To be done. Count how many lines hold the string "Priority". Give that number alone.
- - -
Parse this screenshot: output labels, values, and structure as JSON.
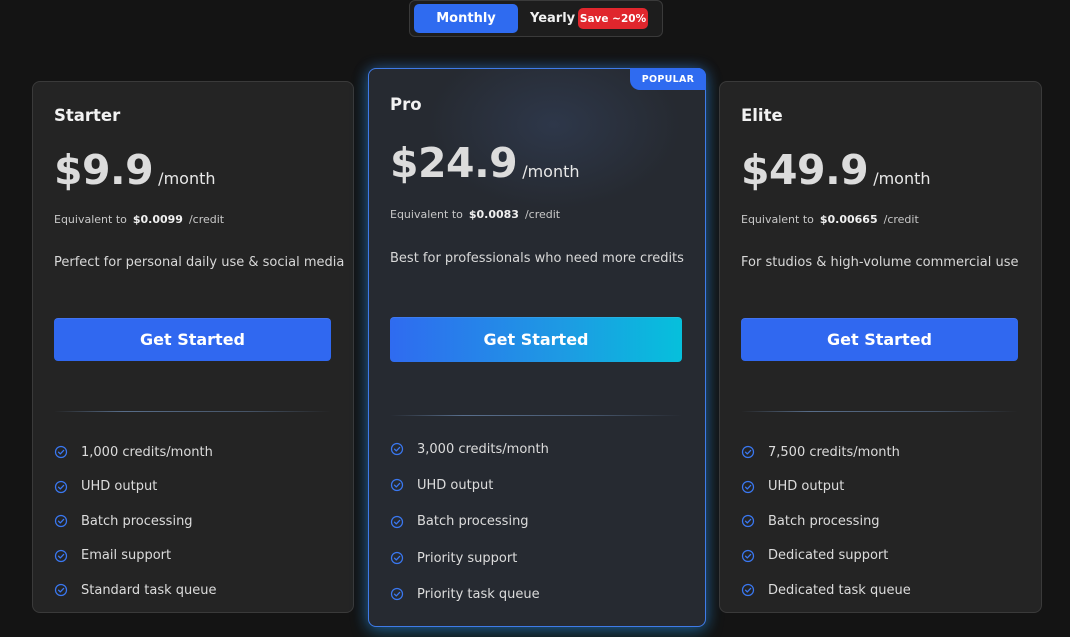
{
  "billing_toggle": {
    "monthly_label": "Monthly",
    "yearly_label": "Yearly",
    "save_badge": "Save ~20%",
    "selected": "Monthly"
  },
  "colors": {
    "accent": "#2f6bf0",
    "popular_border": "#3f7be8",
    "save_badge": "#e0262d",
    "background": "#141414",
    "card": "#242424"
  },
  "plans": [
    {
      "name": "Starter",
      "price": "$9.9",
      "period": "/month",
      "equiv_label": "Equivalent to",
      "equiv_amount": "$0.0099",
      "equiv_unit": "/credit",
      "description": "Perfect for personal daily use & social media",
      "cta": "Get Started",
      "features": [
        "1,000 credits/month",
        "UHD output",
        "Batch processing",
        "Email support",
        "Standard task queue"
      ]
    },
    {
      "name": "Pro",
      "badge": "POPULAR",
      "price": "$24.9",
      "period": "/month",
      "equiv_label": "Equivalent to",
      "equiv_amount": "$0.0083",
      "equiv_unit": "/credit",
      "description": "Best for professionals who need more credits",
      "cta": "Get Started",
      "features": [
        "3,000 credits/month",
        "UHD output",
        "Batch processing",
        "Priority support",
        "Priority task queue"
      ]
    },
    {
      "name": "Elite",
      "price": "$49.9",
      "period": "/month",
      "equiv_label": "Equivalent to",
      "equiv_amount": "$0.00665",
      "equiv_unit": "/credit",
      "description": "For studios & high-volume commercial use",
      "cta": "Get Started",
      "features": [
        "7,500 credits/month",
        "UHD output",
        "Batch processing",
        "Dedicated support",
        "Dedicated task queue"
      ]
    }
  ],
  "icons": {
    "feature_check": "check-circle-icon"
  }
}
- - -
Output of the task. 2